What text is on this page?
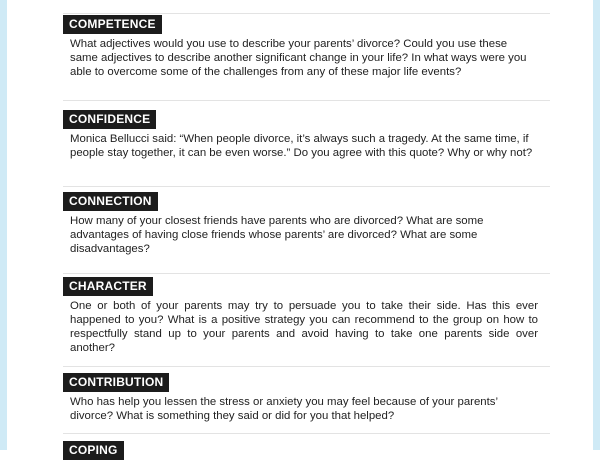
COMPETENCE
What adjectives would you use to describe your parents’ divorce? Could you use these same adjectives to describe another significant change in your life? In what ways were you able to overcome some of the challenges from any of these major life events?
CONFIDENCE
Monica Bellucci said: “When people divorce, it’s always such a tragedy. At the same time, if people stay together, it can be even worse.” Do you agree with this quote? Why or why not?
CONNECTION
How many of your closest friends have parents who are divorced? What are some advantages of having close friends whose parents’ are divorced? What are some disadvantages?
CHARACTER
One or both of your parents may try to persuade you to take their side. Has this ever happened to you? What is a positive strategy you can recommend to the group on how to respectfully stand up to your parents and avoid having to take one parents side over another?
CONTRIBUTION
Who has help you lessen the stress or anxiety you may feel because of your parents’ divorce? What is something they said or did for you that helped?
COPING
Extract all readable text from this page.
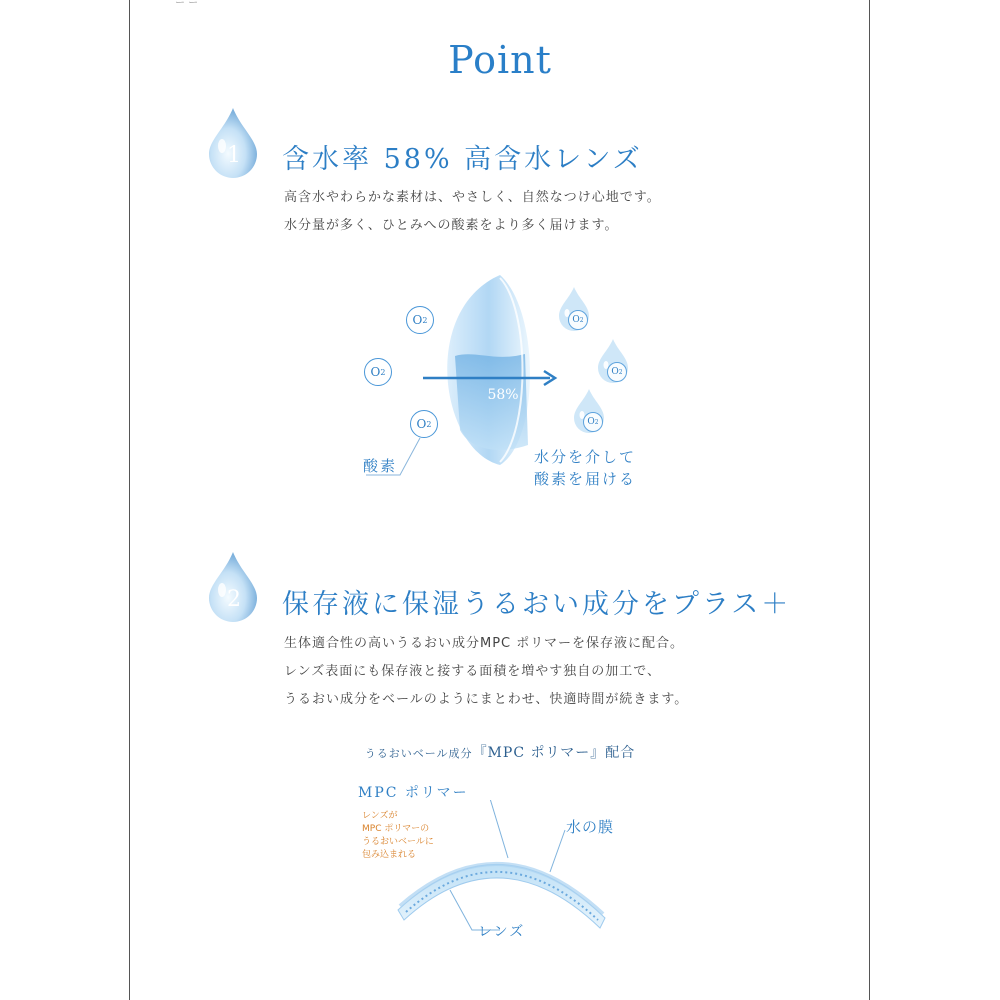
ー ー
Point
1 含水率 58% 高含水レンズ
高含水やわらかな素材は、やさしく、自然なつけ心地です。
水分量が多く、ひとみへの酸素をより多く届けます。
O 2
O 2
O 2
58%
酸素	水分を介して
酸素を届ける
O 2
O 2
O 2
2 保存液に保湿うるおい成分をプラス＋
生体適合性の高いうるおい成分MPC ポリマーを保存液に配合。
レンズ表面にも保存液と接する面積を増やす独自の加工で、
うるおい成分をベールのようにまとわせ、快適時間が続きます。
うるおいベール成分『MPC ポリマー』配合
MPC ポリマー
レンズが
MPC ポリマーの
うるおいベールに
包み込まれる
水の膜
レンズ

* [INSTRUCTIONS FOR THE TASK]: Return, unchanged, the lines from the one containing "Extract all readable text from this page." down to the end of the entries above, inclusive. Images are left out.

* [EXERCISE OUTPUT]:
Extract all readable text from this page.
ー ー
Point
1 含水率 58% 高含水レンズ
高含水やわらかな素材は、やさしく、自然なつけ心地です。
水分量が多く、ひとみへの酸素をより多く届けます。
O 2
O 2
O 2
58%
酸素	水分を介して
酸素を届ける
O 2
O 2
O 2
2 保存液に保湿うるおい成分をプラス＋
生体適合性の高いうるおい成分MPC ポリマーを保存液に配合。
レンズ表面にも保存液と接する面積を増やす独自の加工で、
うるおい成分をベールのようにまとわせ、快適時間が続きます。
うるおいベール成分『MPC ポリマー』配合
MPC ポリマー
レンズが
MPC ポリマーの
うるおいベールに
包み込まれる
水の膜
レンズ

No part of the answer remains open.